**Description of the task**
Leave out the pictures and copy everything else in the entries exactly.
☆ ☆ ☆
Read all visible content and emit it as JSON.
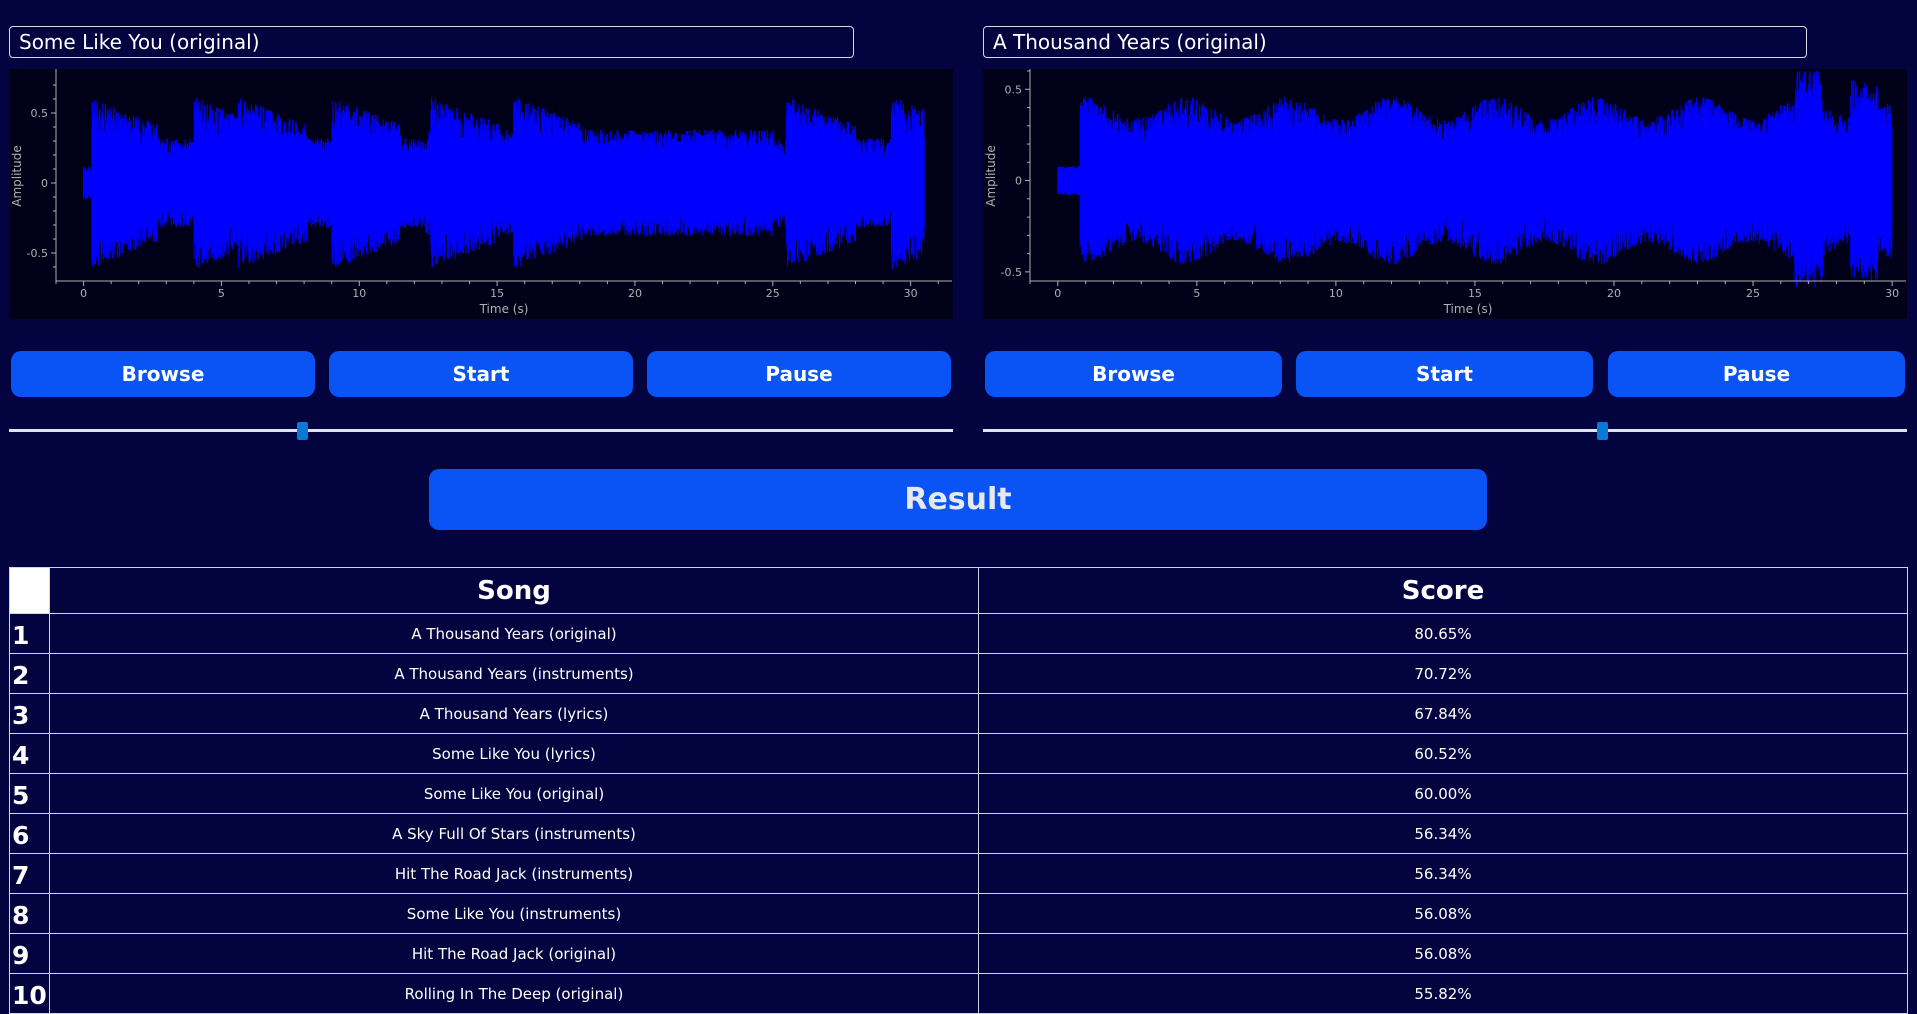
{
  "left": {
    "title": "Some Like You (original)",
    "plot": {
      "ylabel": "Amplitude",
      "xlabel": "Time (s)",
      "xticks": [
        "0",
        "5",
        "10",
        "15",
        "20",
        "25",
        "30"
      ],
      "yticks": [
        "0.5",
        "0",
        "-0.5"
      ],
      "xlim": [
        -1,
        31.5
      ],
      "ylim": [
        -0.7,
        0.8
      ]
    },
    "buttons": {
      "browse": "Browse",
      "start": "Start",
      "pause": "Pause"
    },
    "slider_position": 0.31
  },
  "right": {
    "title": "A Thousand Years (original)",
    "plot": {
      "ylabel": "Amplitude",
      "xlabel": "Time (s)",
      "xticks": [
        "0",
        "5",
        "10",
        "15",
        "20",
        "25",
        "30"
      ],
      "yticks": [
        "0.5",
        "0",
        "-0.5"
      ],
      "xlim": [
        -1,
        30.5
      ],
      "ylim": [
        -0.55,
        0.6
      ]
    },
    "buttons": {
      "browse": "Browse",
      "start": "Start",
      "pause": "Pause"
    },
    "slider_position": 0.67
  },
  "result_label": "Result",
  "table": {
    "headers": [
      "Song",
      "Score"
    ],
    "rows": [
      {
        "index": "1",
        "song": "A Thousand Years (original)",
        "score": "80.65%"
      },
      {
        "index": "2",
        "song": "A Thousand Years (instruments)",
        "score": "70.72%"
      },
      {
        "index": "3",
        "song": "A Thousand Years (lyrics)",
        "score": "67.84%"
      },
      {
        "index": "4",
        "song": "Some Like You (lyrics)",
        "score": "60.52%"
      },
      {
        "index": "5",
        "song": "Some Like You (original)",
        "score": "60.00%"
      },
      {
        "index": "6",
        "song": "A Sky Full Of Stars (instruments)",
        "score": "56.34%"
      },
      {
        "index": "7",
        "song": "Hit The Road Jack (instruments)",
        "score": "56.34%"
      },
      {
        "index": "8",
        "song": "Some Like You (instruments)",
        "score": "56.08%"
      },
      {
        "index": "9",
        "song": "Hit The Road Jack (original)",
        "score": "56.08%"
      },
      {
        "index": "10",
        "song": "Rolling In The Deep (original)",
        "score": "55.82%"
      }
    ]
  },
  "colors": {
    "background": "#03033f",
    "button": "#0a53f5",
    "waveform": "#0000ff",
    "plot_bg": "#000019",
    "axis": "#b0b0b0",
    "slider_handle": "#0a78d6"
  }
}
☆ ☆ ☆
**Finished answer**
Read all visible content and emit it as JSON.
{
  "left": {
    "title": "Some Like You (original)",
    "plot": {
      "ylabel": "Amplitude",
      "xlabel": "Time (s)",
      "xticks": [
        "0",
        "5",
        "10",
        "15",
        "20",
        "25",
        "30"
      ],
      "yticks": [
        "0.5",
        "0",
        "-0.5"
      ],
      "xlim": [
        -1,
        31.5
      ],
      "ylim": [
        -0.7,
        0.8
      ]
    },
    "buttons": {
      "browse": "Browse",
      "start": "Start",
      "pause": "Pause"
    },
    "slider_position": 0.31
  },
  "right": {
    "title": "A Thousand Years (original)",
    "plot": {
      "ylabel": "Amplitude",
      "xlabel": "Time (s)",
      "xticks": [
        "0",
        "5",
        "10",
        "15",
        "20",
        "25",
        "30"
      ],
      "yticks": [
        "0.5",
        "0",
        "-0.5"
      ],
      "xlim": [
        -1,
        30.5
      ],
      "ylim": [
        -0.55,
        0.6
      ]
    },
    "buttons": {
      "browse": "Browse",
      "start": "Start",
      "pause": "Pause"
    },
    "slider_position": 0.67
  },
  "result_label": "Result",
  "table": {
    "headers": [
      "Song",
      "Score"
    ],
    "rows": [
      {
        "index": "1",
        "song": "A Thousand Years (original)",
        "score": "80.65%"
      },
      {
        "index": "2",
        "song": "A Thousand Years (instruments)",
        "score": "70.72%"
      },
      {
        "index": "3",
        "song": "A Thousand Years (lyrics)",
        "score": "67.84%"
      },
      {
        "index": "4",
        "song": "Some Like You (lyrics)",
        "score": "60.52%"
      },
      {
        "index": "5",
        "song": "Some Like You (original)",
        "score": "60.00%"
      },
      {
        "index": "6",
        "song": "A Sky Full Of Stars (instruments)",
        "score": "56.34%"
      },
      {
        "index": "7",
        "song": "Hit The Road Jack (instruments)",
        "score": "56.34%"
      },
      {
        "index": "8",
        "song": "Some Like You (instruments)",
        "score": "56.08%"
      },
      {
        "index": "9",
        "song": "Hit The Road Jack (original)",
        "score": "56.08%"
      },
      {
        "index": "10",
        "song": "Rolling In The Deep (original)",
        "score": "55.82%"
      }
    ]
  },
  "colors": {
    "background": "#03033f",
    "button": "#0a53f5",
    "waveform": "#0000ff",
    "plot_bg": "#000019",
    "axis": "#b0b0b0",
    "slider_handle": "#0a78d6"
  }
}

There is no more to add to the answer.